* _GIVEN INFORMATION_:
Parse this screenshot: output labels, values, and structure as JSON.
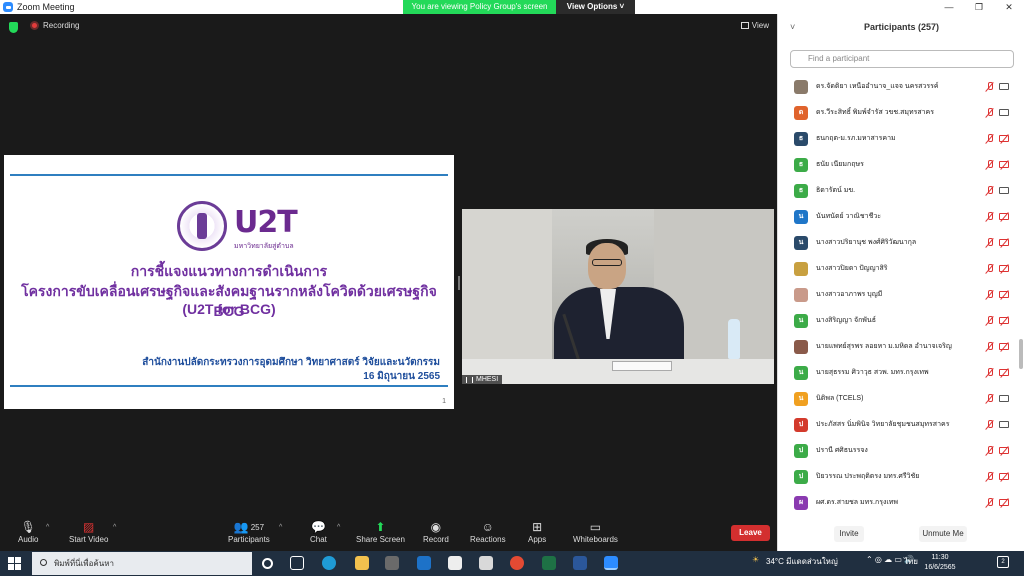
{
  "window": {
    "title": "Zoom Meeting",
    "controls": [
      "—",
      "❐",
      "✕"
    ]
  },
  "share_banner": {
    "text": "You are viewing Policy Group's screen",
    "view_options": "View Options ˅"
  },
  "meeting": {
    "recording_label": "Recording",
    "view_label": "View"
  },
  "slide": {
    "logo_text": "U2T",
    "logo_sub": "มหาวิทยาลัยสู่ตำบล",
    "title_line1": "การชี้แจงแนวทางการดำเนินการ",
    "title_line2": "โครงการขับเคลื่อนเศรษฐกิจและสังคมฐานรากหลังโควิดด้วยเศรษฐกิจ BCG",
    "title_line3": "(U2T for BCG)",
    "organization": "สำนักงานปลัดกระทรวงการอุดมศึกษา วิทยาศาสตร์ วิจัยและนวัตกรรม",
    "date": "16 มิถุนายน 2565",
    "page_number": "1"
  },
  "video": {
    "participant_label": "MHESI"
  },
  "toolbar": {
    "audio": "Audio",
    "start_video": "Start Video",
    "participants": "Participants",
    "participants_count": "257",
    "chat": "Chat",
    "share_screen": "Share Screen",
    "record": "Record",
    "reactions": "Reactions",
    "apps": "Apps",
    "whiteboards": "Whiteboards",
    "leave": "Leave",
    "audio_badge": "!"
  },
  "participants_panel": {
    "title": "Participants (257)",
    "search_placeholder": "Find a participant",
    "invite": "Invite",
    "unmute_me": "Unmute Me",
    "items": [
      {
        "name": "ดร.จัดติยา เหนืออำนาจ_แจจ นครสวรรค์",
        "initial": "",
        "color": "#8a7a6a",
        "cam_off": false
      },
      {
        "name": "ดร.วีระสิทธิ์ พิมพ์จำรัส วขช.สมุทรสาคร",
        "initial": "ด",
        "color": "#e0632c",
        "cam_off": false
      },
      {
        "name": "ธนกฤต-ม.รภ.มหาสารคาม",
        "initial": "ธ",
        "color": "#2a4a6a",
        "cam_off": true
      },
      {
        "name": "ธนัย เนียมกฤษร",
        "initial": "ธ",
        "color": "#3cab48",
        "cam_off": true
      },
      {
        "name": "ธิดารัตน์ มข.",
        "initial": "ธ",
        "color": "#3cab48",
        "cam_off": false
      },
      {
        "name": "นันทนัตย์ วาณิชาชีวะ",
        "initial": "น",
        "color": "#1f76c8",
        "cam_off": true
      },
      {
        "name": "นางสาวปริยานุช พงศ์ศิริวัฒนากุล",
        "initial": "น",
        "color": "#2a4a6a",
        "cam_off": true
      },
      {
        "name": "นางสาวปิยดา ปัญญาสิริ",
        "initial": "",
        "color": "#c8a040",
        "cam_off": true
      },
      {
        "name": "นางสาวอาภาพร บุญมี",
        "initial": "",
        "color": "#c99a8a",
        "cam_off": true
      },
      {
        "name": "นางสิริญญา จักพันธ์",
        "initial": "น",
        "color": "#3cab48",
        "cam_off": true
      },
      {
        "name": "นายแพทย์สุรพร ลอยหา ม.มหิดล อำนาจเจริญ",
        "initial": "",
        "color": "#8a5a4a",
        "cam_off": true
      },
      {
        "name": "นายสุธรรม ศิวาวุธ สวพ. มทร.กรุงเทพ",
        "initial": "น",
        "color": "#3cab48",
        "cam_off": true
      },
      {
        "name": "นิติพล (TCELS)",
        "initial": "น",
        "color": "#f0a020",
        "cam_off": false
      },
      {
        "name": "ประภัสสร นิ่มพินิจ วิทยาลัยชุมชนสมุทรสาคร",
        "initial": "ป",
        "color": "#d33a2c",
        "cam_off": false
      },
      {
        "name": "ปรานี ศศิธนรรจง",
        "initial": "ป",
        "color": "#3cab48",
        "cam_off": true
      },
      {
        "name": "ปิยวรรณ ประพฤติตรง มทร.ศรีวิชัย",
        "initial": "ป",
        "color": "#3cab48",
        "cam_off": true
      },
      {
        "name": "ผศ.ดร.สายชล มทร.กรุงเทพ",
        "initial": "ผ",
        "color": "#8a3ab0",
        "cam_off": true
      }
    ]
  },
  "taskbar": {
    "search_placeholder": "พิมพ์ที่นี่เพื่อค้นหา",
    "weather": "34°C มีแดดส่วนใหญ่",
    "language": "ไทย",
    "time": "11:30",
    "date": "16/6/2565",
    "notifications": "2"
  }
}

* _TASK STATEMENT_: Pictures in the records should not appear in your copy, but everything else must be transcribed exactly.

* _TASK ANSWER_:
Parse this screenshot: output labels, values, and structure as JSON.
{
  "window": {
    "title": "Zoom Meeting",
    "controls": [
      "—",
      "❐",
      "✕"
    ]
  },
  "share_banner": {
    "text": "You are viewing Policy Group's screen",
    "view_options": "View Options ˅"
  },
  "meeting": {
    "recording_label": "Recording",
    "view_label": "View"
  },
  "slide": {
    "logo_text": "U2T",
    "logo_sub": "มหาวิทยาลัยสู่ตำบล",
    "title_line1": "การชี้แจงแนวทางการดำเนินการ",
    "title_line2": "โครงการขับเคลื่อนเศรษฐกิจและสังคมฐานรากหลังโควิดด้วยเศรษฐกิจ BCG",
    "title_line3": "(U2T for BCG)",
    "organization": "สำนักงานปลัดกระทรวงการอุดมศึกษา วิทยาศาสตร์ วิจัยและนวัตกรรม",
    "date": "16 มิถุนายน 2565",
    "page_number": "1"
  },
  "video": {
    "participant_label": "MHESI"
  },
  "toolbar": {
    "audio": "Audio",
    "start_video": "Start Video",
    "participants": "Participants",
    "participants_count": "257",
    "chat": "Chat",
    "share_screen": "Share Screen",
    "record": "Record",
    "reactions": "Reactions",
    "apps": "Apps",
    "whiteboards": "Whiteboards",
    "leave": "Leave",
    "audio_badge": "!"
  },
  "participants_panel": {
    "title": "Participants (257)",
    "search_placeholder": "Find a participant",
    "invite": "Invite",
    "unmute_me": "Unmute Me",
    "items": [
      {
        "name": "ดร.จัดติยา เหนืออำนาจ_แจจ นครสวรรค์",
        "initial": "",
        "color": "#8a7a6a",
        "cam_off": false
      },
      {
        "name": "ดร.วีระสิทธิ์ พิมพ์จำรัส วขช.สมุทรสาคร",
        "initial": "ด",
        "color": "#e0632c",
        "cam_off": false
      },
      {
        "name": "ธนกฤต-ม.รภ.มหาสารคาม",
        "initial": "ธ",
        "color": "#2a4a6a",
        "cam_off": true
      },
      {
        "name": "ธนัย เนียมกฤษร",
        "initial": "ธ",
        "color": "#3cab48",
        "cam_off": true
      },
      {
        "name": "ธิดารัตน์ มข.",
        "initial": "ธ",
        "color": "#3cab48",
        "cam_off": false
      },
      {
        "name": "นันทนัตย์ วาณิชาชีวะ",
        "initial": "น",
        "color": "#1f76c8",
        "cam_off": true
      },
      {
        "name": "นางสาวปริยานุช พงศ์ศิริวัฒนากุล",
        "initial": "น",
        "color": "#2a4a6a",
        "cam_off": true
      },
      {
        "name": "นางสาวปิยดา ปัญญาสิริ",
        "initial": "",
        "color": "#c8a040",
        "cam_off": true
      },
      {
        "name": "นางสาวอาภาพร บุญมี",
        "initial": "",
        "color": "#c99a8a",
        "cam_off": true
      },
      {
        "name": "นางสิริญญา จักพันธ์",
        "initial": "น",
        "color": "#3cab48",
        "cam_off": true
      },
      {
        "name": "นายแพทย์สุรพร ลอยหา ม.มหิดล อำนาจเจริญ",
        "initial": "",
        "color": "#8a5a4a",
        "cam_off": true
      },
      {
        "name": "นายสุธรรม ศิวาวุธ สวพ. มทร.กรุงเทพ",
        "initial": "น",
        "color": "#3cab48",
        "cam_off": true
      },
      {
        "name": "นิติพล (TCELS)",
        "initial": "น",
        "color": "#f0a020",
        "cam_off": false
      },
      {
        "name": "ประภัสสร นิ่มพินิจ วิทยาลัยชุมชนสมุทรสาคร",
        "initial": "ป",
        "color": "#d33a2c",
        "cam_off": false
      },
      {
        "name": "ปรานี ศศิธนรรจง",
        "initial": "ป",
        "color": "#3cab48",
        "cam_off": true
      },
      {
        "name": "ปิยวรรณ ประพฤติตรง มทร.ศรีวิชัย",
        "initial": "ป",
        "color": "#3cab48",
        "cam_off": true
      },
      {
        "name": "ผศ.ดร.สายชล มทร.กรุงเทพ",
        "initial": "ผ",
        "color": "#8a3ab0",
        "cam_off": true
      }
    ]
  },
  "taskbar": {
    "search_placeholder": "พิมพ์ที่นี่เพื่อค้นหา",
    "weather": "34°C มีแดดส่วนใหญ่",
    "language": "ไทย",
    "time": "11:30",
    "date": "16/6/2565",
    "notifications": "2"
  }
}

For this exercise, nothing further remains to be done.